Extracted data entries
* BEGIN *
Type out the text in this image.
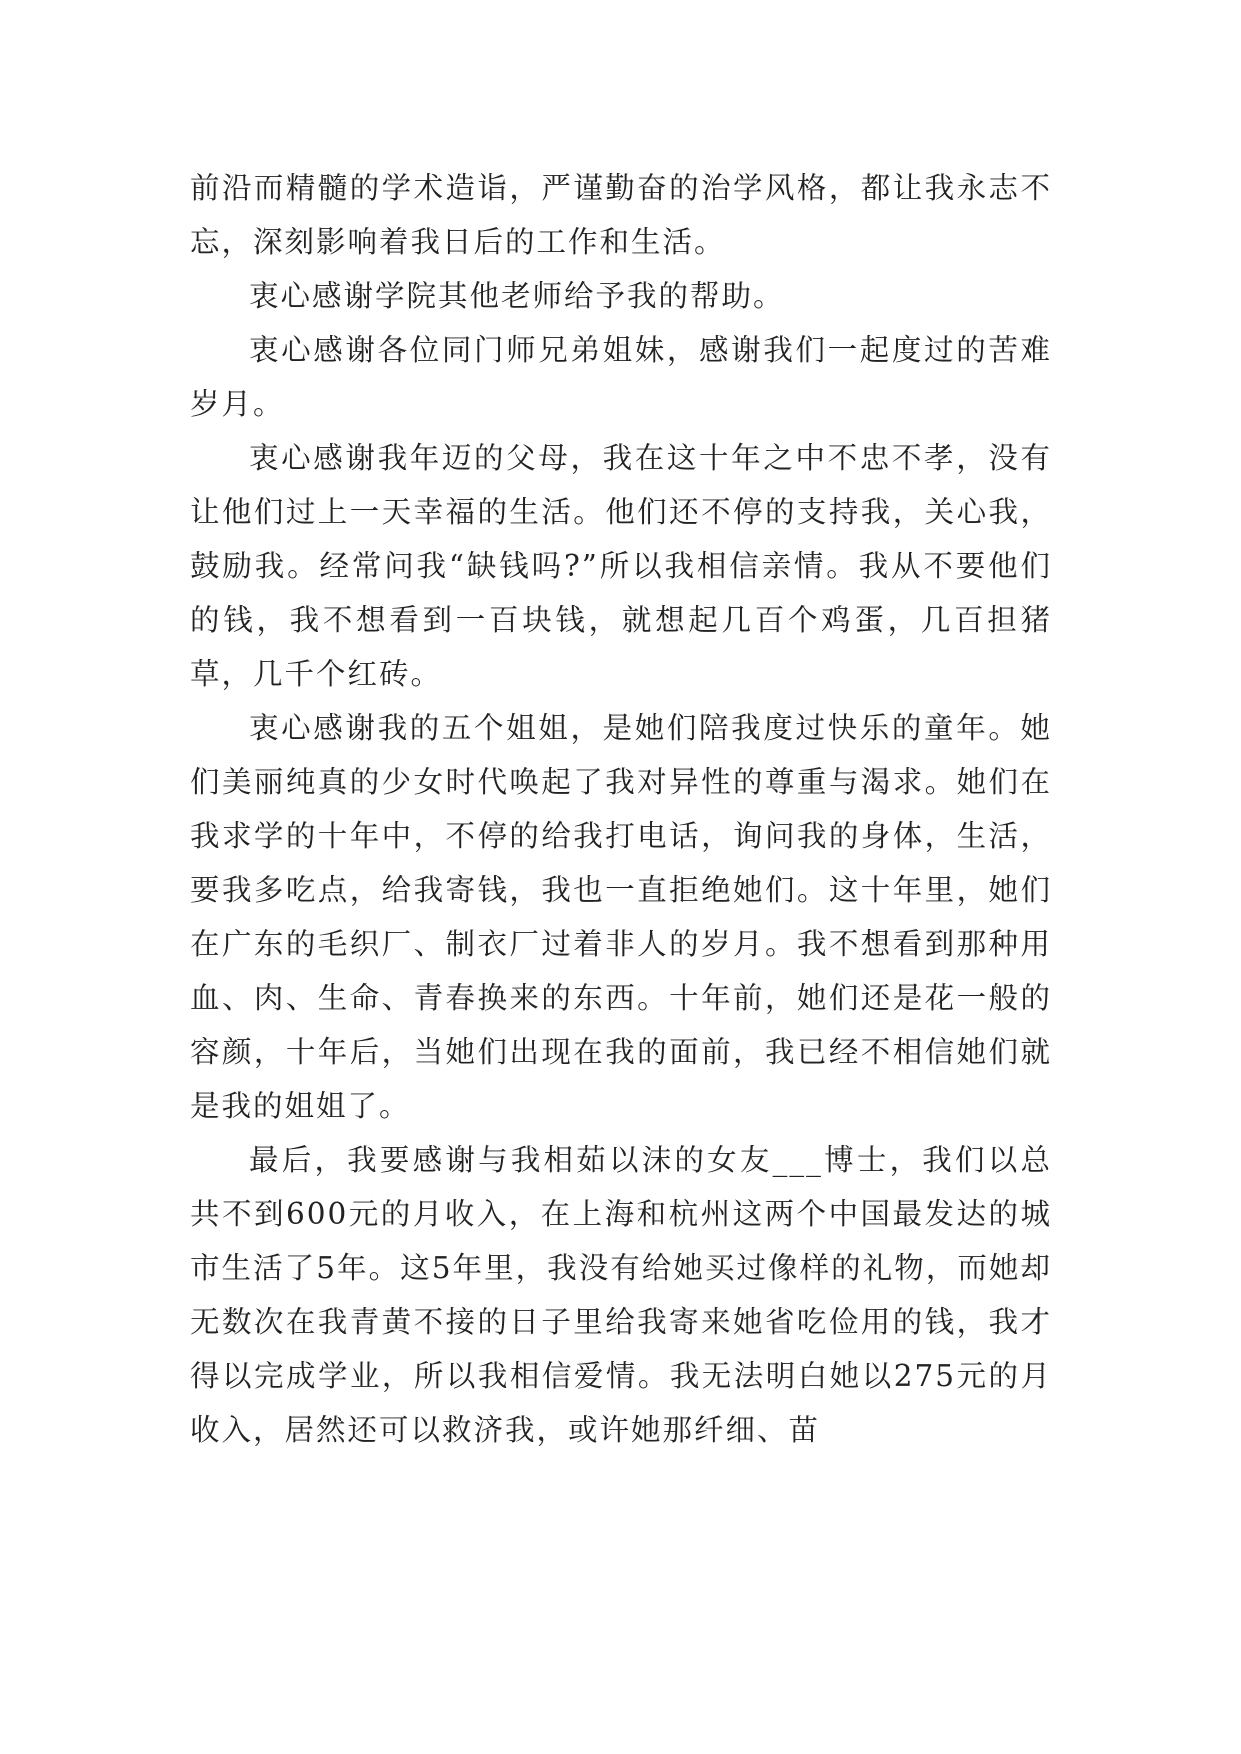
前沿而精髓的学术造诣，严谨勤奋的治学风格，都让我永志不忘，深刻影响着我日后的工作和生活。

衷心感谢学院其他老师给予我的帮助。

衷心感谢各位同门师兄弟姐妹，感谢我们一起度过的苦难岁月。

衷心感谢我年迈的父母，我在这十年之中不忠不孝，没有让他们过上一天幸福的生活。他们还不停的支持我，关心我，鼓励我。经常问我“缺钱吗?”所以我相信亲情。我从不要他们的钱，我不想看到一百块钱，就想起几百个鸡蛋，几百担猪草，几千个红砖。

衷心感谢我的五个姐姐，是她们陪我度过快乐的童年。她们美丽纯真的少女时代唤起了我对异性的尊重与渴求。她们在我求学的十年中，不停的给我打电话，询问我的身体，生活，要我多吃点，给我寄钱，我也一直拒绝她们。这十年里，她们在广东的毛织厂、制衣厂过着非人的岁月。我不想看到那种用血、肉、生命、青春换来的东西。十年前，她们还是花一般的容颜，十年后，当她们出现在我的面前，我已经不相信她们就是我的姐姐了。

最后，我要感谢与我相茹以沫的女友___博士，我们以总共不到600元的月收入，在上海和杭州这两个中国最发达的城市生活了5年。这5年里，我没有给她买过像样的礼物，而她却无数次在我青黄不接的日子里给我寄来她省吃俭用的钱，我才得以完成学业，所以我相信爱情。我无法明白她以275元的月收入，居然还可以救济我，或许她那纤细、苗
* END *
* BEGIN *
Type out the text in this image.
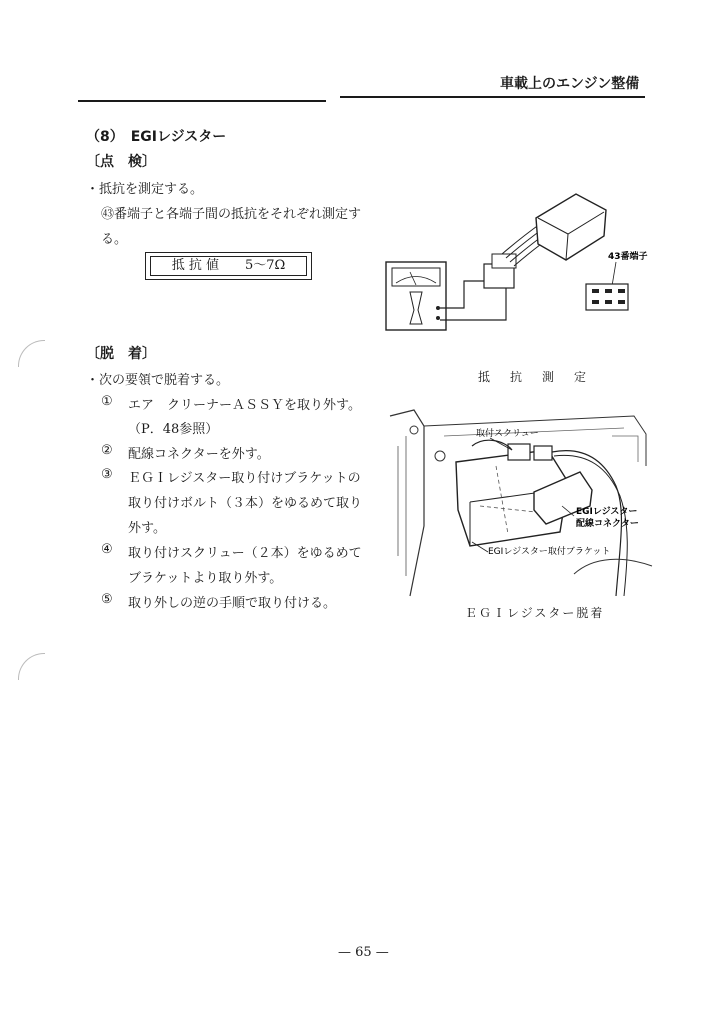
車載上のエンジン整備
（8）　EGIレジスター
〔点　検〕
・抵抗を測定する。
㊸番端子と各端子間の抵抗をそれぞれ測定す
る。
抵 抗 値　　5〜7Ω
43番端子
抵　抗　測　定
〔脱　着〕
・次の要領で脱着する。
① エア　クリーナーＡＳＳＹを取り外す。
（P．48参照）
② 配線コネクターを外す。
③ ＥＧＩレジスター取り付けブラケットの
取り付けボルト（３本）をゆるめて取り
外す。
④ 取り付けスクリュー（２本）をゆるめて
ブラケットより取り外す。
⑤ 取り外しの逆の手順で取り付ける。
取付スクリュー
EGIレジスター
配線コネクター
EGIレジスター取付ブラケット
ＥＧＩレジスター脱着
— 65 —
* END *
* BEGIN *
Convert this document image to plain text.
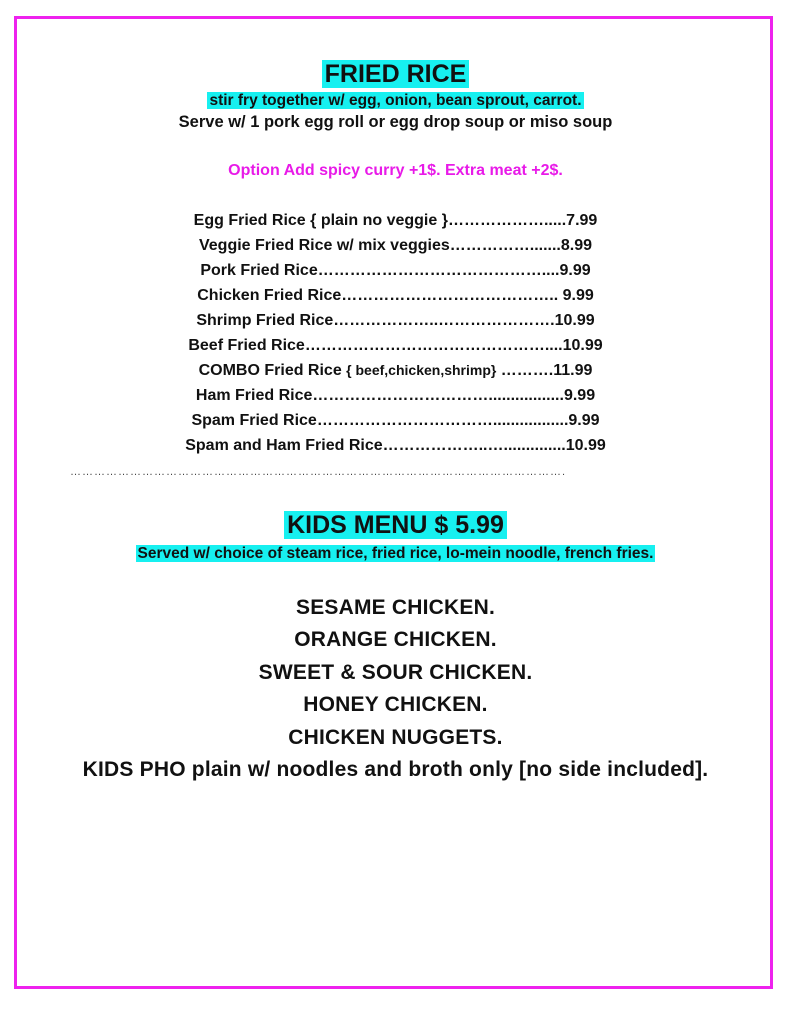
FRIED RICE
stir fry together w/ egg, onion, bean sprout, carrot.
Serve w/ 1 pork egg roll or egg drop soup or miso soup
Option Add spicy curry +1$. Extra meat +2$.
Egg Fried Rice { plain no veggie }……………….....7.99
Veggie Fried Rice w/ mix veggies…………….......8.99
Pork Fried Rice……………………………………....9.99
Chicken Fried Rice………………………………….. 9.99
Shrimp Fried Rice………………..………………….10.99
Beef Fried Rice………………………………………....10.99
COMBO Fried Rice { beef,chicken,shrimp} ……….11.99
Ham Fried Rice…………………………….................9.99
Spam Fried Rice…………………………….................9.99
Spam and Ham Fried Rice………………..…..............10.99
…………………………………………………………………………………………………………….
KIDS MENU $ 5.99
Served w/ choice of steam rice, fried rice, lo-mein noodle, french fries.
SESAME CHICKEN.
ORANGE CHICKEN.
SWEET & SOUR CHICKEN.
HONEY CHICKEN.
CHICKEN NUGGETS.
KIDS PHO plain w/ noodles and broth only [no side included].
* END *
Prompt | Copy out every line of the data that includes the word "plain".

Written answer |
Convert this document image to plain text.
Egg Fried Rice { plain no veggie }……………….....7.99
KIDS PHO plain w/ noodles and broth only [no side included].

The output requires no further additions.